* [TO BE DONE]:
Collect each line containing "What".

BEGIN INPUT FOR THIS TASK

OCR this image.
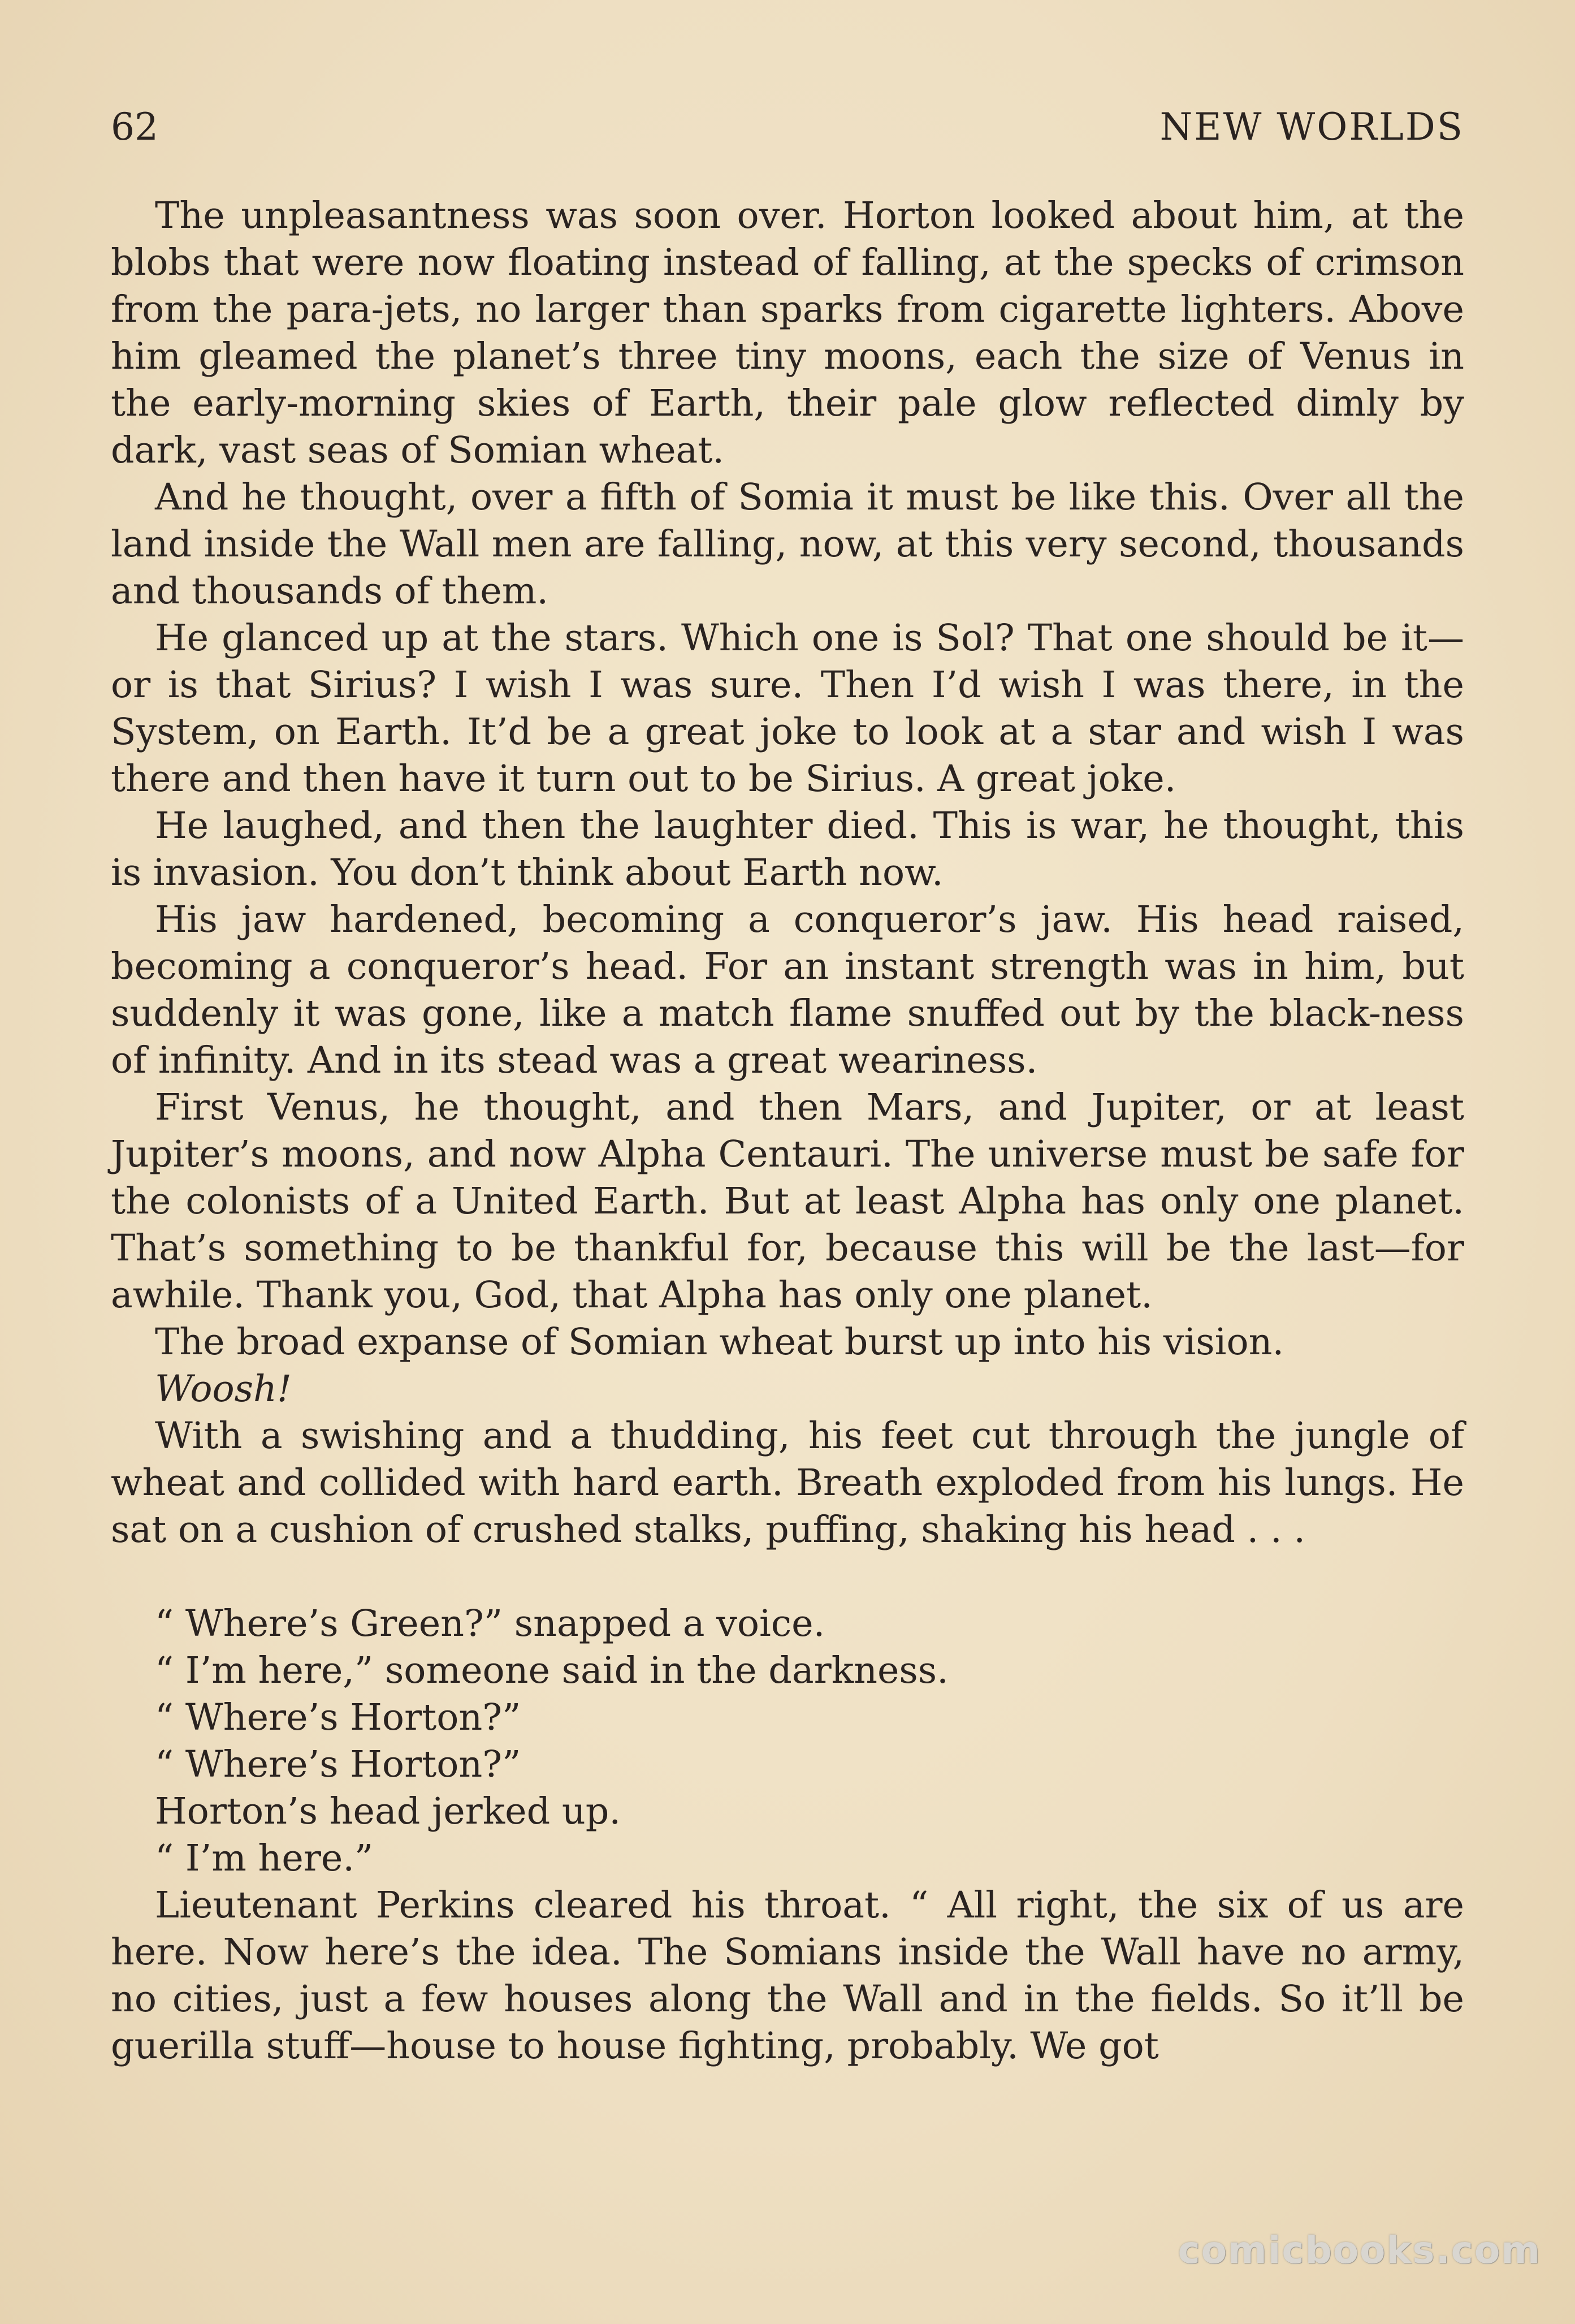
62	NEW WORLDS

The unpleasantness was soon over. Horton looked about him, at the blobs that were now floating instead of falling, at the specks of crimson from the para-jets, no larger than sparks from cigarette lighters. Above him gleamed the planet’s three tiny moons, each the size of Venus in the early-morning skies of Earth, their pale glow reflected dimly by dark, vast seas of Somian wheat.

And he thought, over a fifth of Somia it must be like this. Over all the land inside the Wall men are falling, now, at this very second, thousands and thousands of them.

He glanced up at the stars. Which one is Sol? That one should be it—or is that Sirius? I wish I was sure. Then I’d wish I was there, in the System, on Earth. It’d be a great joke to look at a star and wish I was there and then have it turn out to be Sirius. A great joke.

He laughed, and then the laughter died. This is war, he thought, this is invasion. You don’t think about Earth now.

His jaw hardened, becoming a conqueror’s jaw. His head raised, becoming a conqueror’s head. For an instant strength was in him, but suddenly it was gone, like a match flame snuffed out by the black-ness of infinity. And in its stead was a great weariness.

First Venus, he thought, and then Mars, and Jupiter, or at least Jupiter’s moons, and now Alpha Centauri. The universe must be safe for the colonists of a United Earth. But at least Alpha has only one planet. That’s something to be thankful for, because this will be the last—for awhile. Thank you, God, that Alpha has only one planet.

The broad expanse of Somian wheat burst up into his vision.

Woosh!

With a swishing and a thudding, his feet cut through the jungle of wheat and collided with hard earth. Breath exploded from his lungs. He sat on a cushion of crushed stalks, puffing, shaking his head . . .

“ Where’s Green?” snapped a voice.

“ I’m here,” someone said in the darkness.

“ Where’s Horton?”

“ Where’s Horton?”

Horton’s head jerked up.

“ I’m here.”

Lieutenant Perkins cleared his throat. “ All right, the six of us are here. Now here’s the idea. The Somians inside the Wall have no army, no cities, just a few houses along the Wall and in the fields. So it’ll be guerilla stuff—house to house fighting, probably. We got

comicbooks.com
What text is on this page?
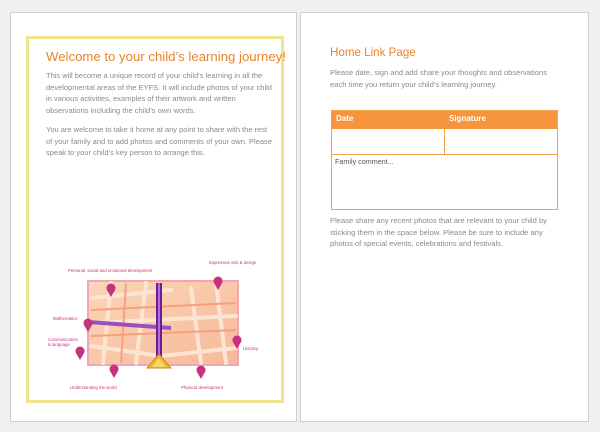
Welcome to your child’s learning journey!

This will become a unique record of your child’s learning in all the developmental areas of the EYFS. It will include photos of your child in various activities, examples of their artwork and written observations including the child’s own words.

You are welcome to take it home at any point to share with the rest of your family and to add photos and comments of your own. Please speak to your child’s key person to arrange this.

Personal, social and emotional development
Expressive arts & design
Mathematics
Communication & language
Literacy
Understanding the world	Physical development
Home Link Page

Please date, sign and add share your thoughts and observations each time you return your child’s learning journey.

Date	Signature
Family comment...

Please share any recent photos that are relevant to your child by sticking them in the space below. Please be sure to include any photos of special events, celebrations and festivals.
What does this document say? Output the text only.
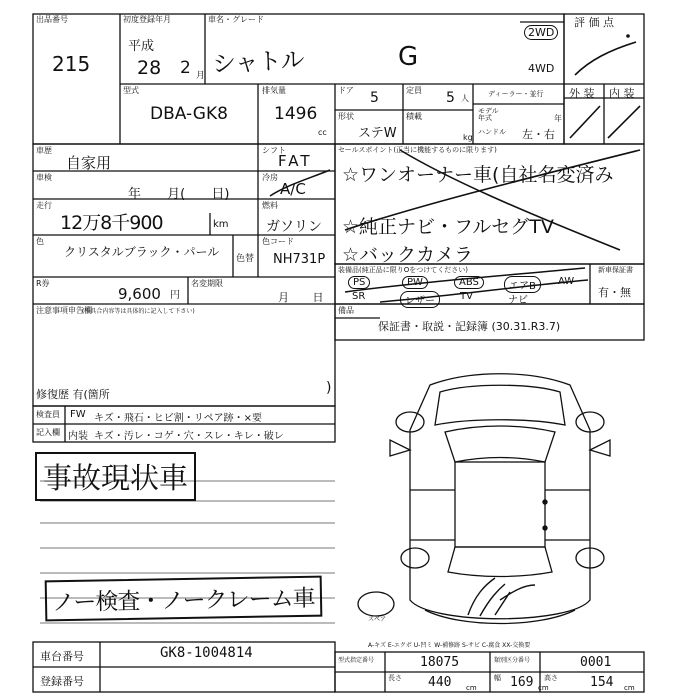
出品番号
215
初度登録年月
平成
28 2 月
車名・グレード
シャトル	G
2WD
4WD
評 価 点
外 装 内 装
型式
DBA-GK8
排気量
1496
cc
ドア 5	定員 5 人
形状
ステW
積載
kg
ディーラー・並行
モデル年式	年
ハンドル 左・右
車歴
自家用
シフト
FAT
車検
年 月( 日)
冷房
A/C
走行
12万8千900	km
燃料
ガソリン
色
クリスタルブラック・パール	色替
色コード
NH731P
R券
9,600 円
名変期限
月 日
注意事項申告欄
(不具合内容等は具体的に記入して下さい)
修復歴 有(箇所	)
セールスポイント(正当に機能するものに限ります)
☆ワンオーナー車(自社名変済み
☆純正ナビ・フルセグTV
☆バックカメラ
装備品(純正品に限りOをつけてください)
PS	PW	ABS	エアB	AW
SR	レザー	TV	ナビ
新車保証書
有・無
備品
保証書・取説・記録簿 (30.31.R3.7)
検査員
記入欄
FW キズ・飛石・ヒビ割・リペア跡・×要
内装 キズ・汚レ・コゲ・穴・スレ・キレ・破レ
事故現状車
ノー検査・ノークレーム車
スペア
A-キズ E-エクボ U-凹ミ W-補修跡 S-サビ C-腐食 XX-交換要
車台番号	GK8-1004814
登録番号
型式指定番号	18075	類別区分番号	0001
長さ 440 cm
幅 169 cm
高さ 154 cm
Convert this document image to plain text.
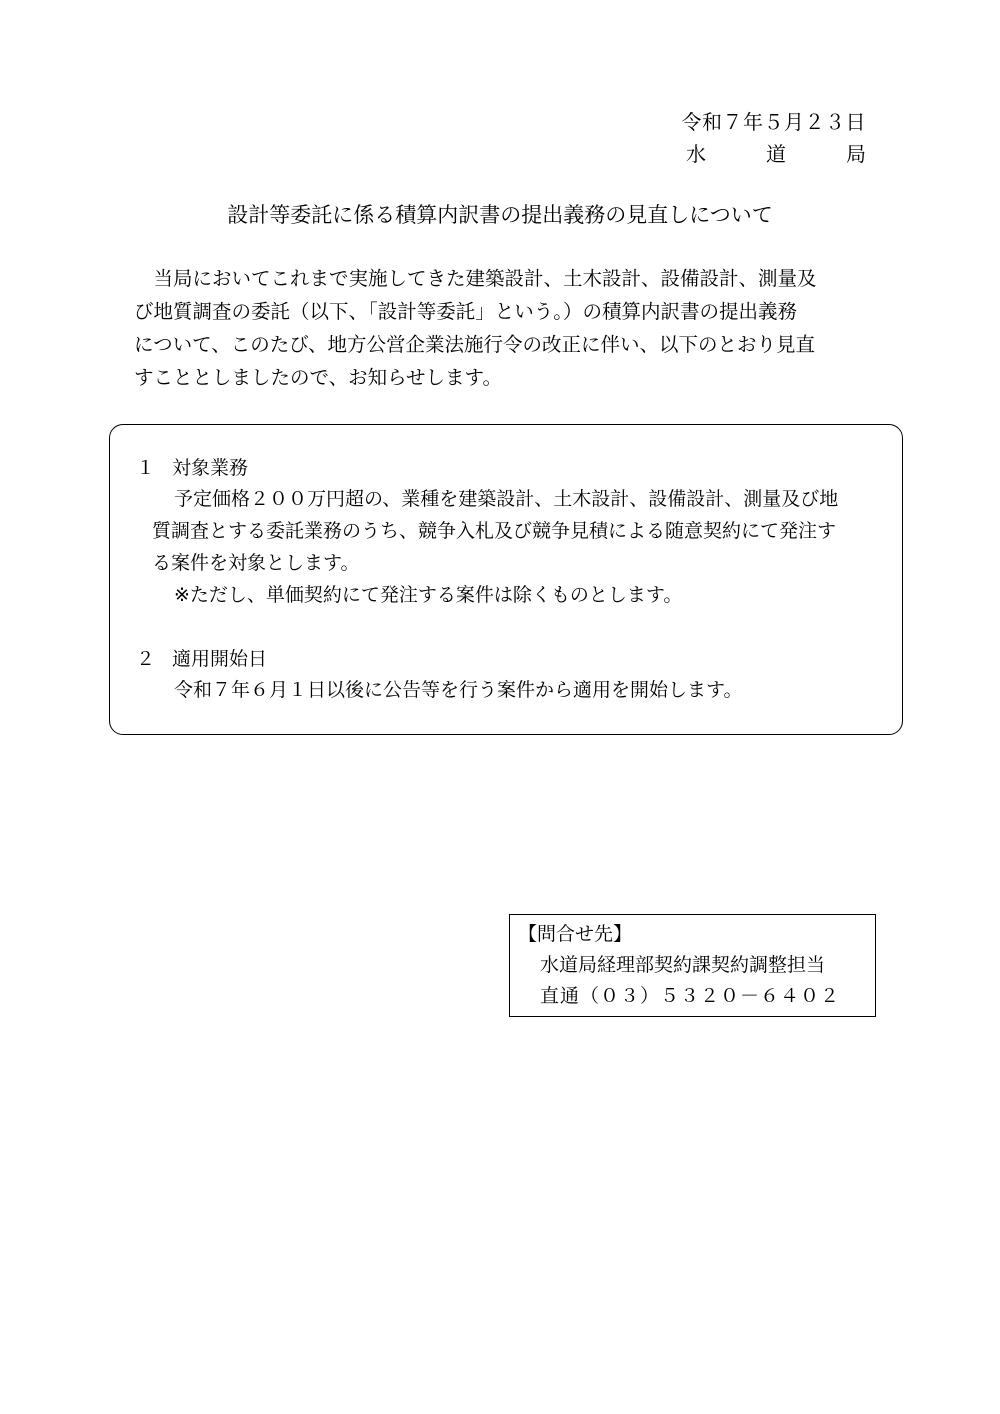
令和７年５月２３日
水	道	局
設計等委託に係る積算内訳書の提出義務の見直しについて
　当局においてこれまで実施してきた建築設計、土木設計、設備設計、測量及
び地質調査の委託（以下、「設計等委託」という。）の積算内訳書の提出義務
について、このたび、地方公営企業法施行令の改正に伴い、以下のとおり見直
すこととしましたので、お知らせします。
１ 対象業務
予定価格２００万円超の、業種を建築設計、土木設計、設備設計、測量及び地
質調査とする委託業務のうち、競争入札及び競争見積による随意契約にて発注す
る案件を対象とします。
※ただし、単価契約にて発注する案件は除くものとします。
２ 適用開始日
令和７年６月１日以後に公告等を行う案件から適用を開始します。
【問合せ先】
水道局経理部契約課契約調整担当
直通（０３）５３２０－６４０２
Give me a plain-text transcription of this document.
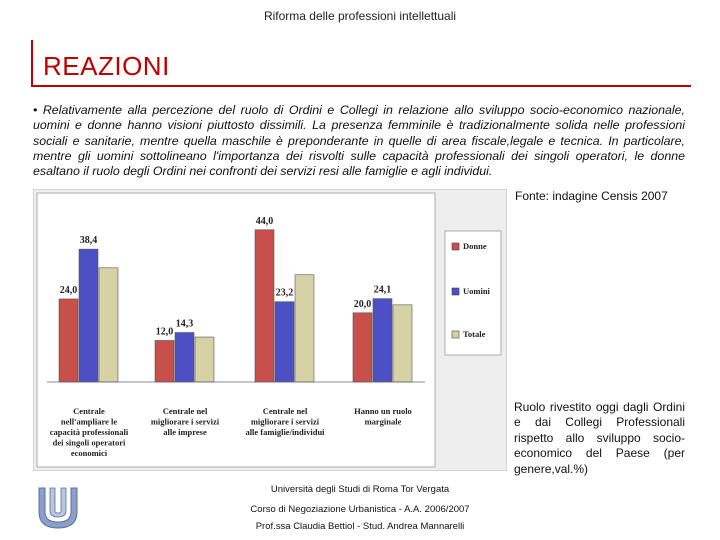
Riforma delle professioni intellettuali
REAZIONI
• Relativamente alla percezione del ruolo di Ordini e Collegi in relazione allo sviluppo socio-economico nazionale, uomini e donne hanno visioni piuttosto dissimili. La presenza femminile è tradizionalmente solida nelle professioni sociali e sanitarie, mentre quella maschile è preponderante in quelle di area fiscale,legale e tecnica. In particolare, mentre gli uomini sottolineano l'importanza dei risvolti sulle capacità professionali dei singoli operatori, le donne esaltano il ruolo degli Ordini nei confronti dei servizi resi alle famiglie e agli individui.
Fonte: indagine Censis 2007
24,0
38,4
12,0
14,3
44,0
23,2
20,0
24,1
Centrale nell'ampliare le capacità professionali dei singoli operatori economici
Centrale nel migliorare i servizi alle imprese
Centrale nel migliorare i servizi alle famiglie/individui
Hanno un ruolo marginale
Donne
Uomini
Totale
Ruolo rivestito oggi dagli Ordini e dai Collegi Professionali rispetto allo sviluppo socio-economico del Paese (per genere,val.%)
Università degli Studi di Roma Tor Vergata
Corso di Negoziazione Urbanistica - A.A. 2006/2007
Prof.ssa Claudia Bettiol - Stud. Andrea Mannarelli
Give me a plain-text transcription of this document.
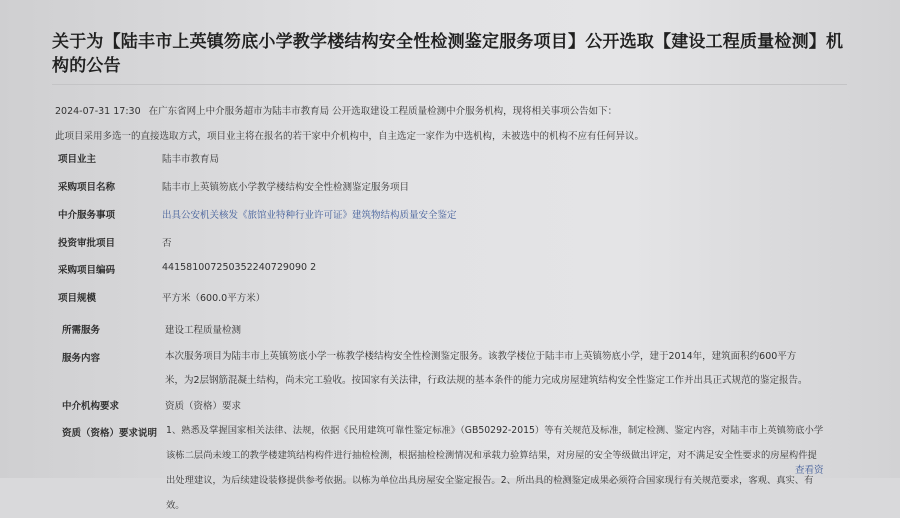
关于为【陆丰市上英镇笏底小学教学楼结构安全性检测鉴定服务项目】公开选取【建设工程质量检测】机构的公告
2024-07-31 17:30 在广东省网上中介服务超市为陆丰市教育局 公开选取建设工程质量检测中介服务机构，现将相关事项公告如下：
此项目采用多选一的直接选取方式，项目业主将在报名的若干家中介机构中，自主选定一家作为中选机构，未被选中的机构不应有任何异议。
项目业主	陆丰市教育局
采购项目名称	陆丰市上英镇笏底小学教学楼结构安全性检测鉴定服务项目
中介服务事项	出具公安机关核发《旅馆业特种行业许可证》建筑物结构质量安全鉴定
投资审批项目	否
采购项目编码	441581007250352240729090 2
项目规模	平方米（600.0平方米）
所需服务	建设工程质量检测
服务内容	本次服务项目为陆丰市上英镇笏底小学一栋教学楼结构安全性检测鉴定服务。该教学楼位于陆丰市上英镇笏底小学，建于2014年，建筑面积约600平方米，为2层钢筋混凝土结构，尚未完工验收。按国家有关法律，行政法规的基本条件的能力完成房屋建筑结构安全性鉴定工作并出具正式规范的鉴定报告。
中介机构要求	资质（资格）要求
资质（资格）要求说明 1、熟悉及掌握国家相关法律、法规，依据《民用建筑可靠性鉴定标准》（GB50292-2015）等有关规范及标准，制定检测、鉴定内容，对陆丰市上英镇笏底小学该栋二层尚未竣工的教学楼建筑结构构件进行抽检检测，根据抽检检测情况和承载力验算结果，对房屋的安全等级做出评定，对不满足安全性要求的房屋构件提出处理建议，为后续建设装修提供参考依据。以栋为单位出具房屋安全鉴定报告。2、所出具的检测鉴定成果必须符合国家现行有关规范要求，客观、真实、有效。
查看资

END INPUT FOR THIS TASK

* [TASK RESPONSE]:
What text is on this page?
What does this document say? Output the text only.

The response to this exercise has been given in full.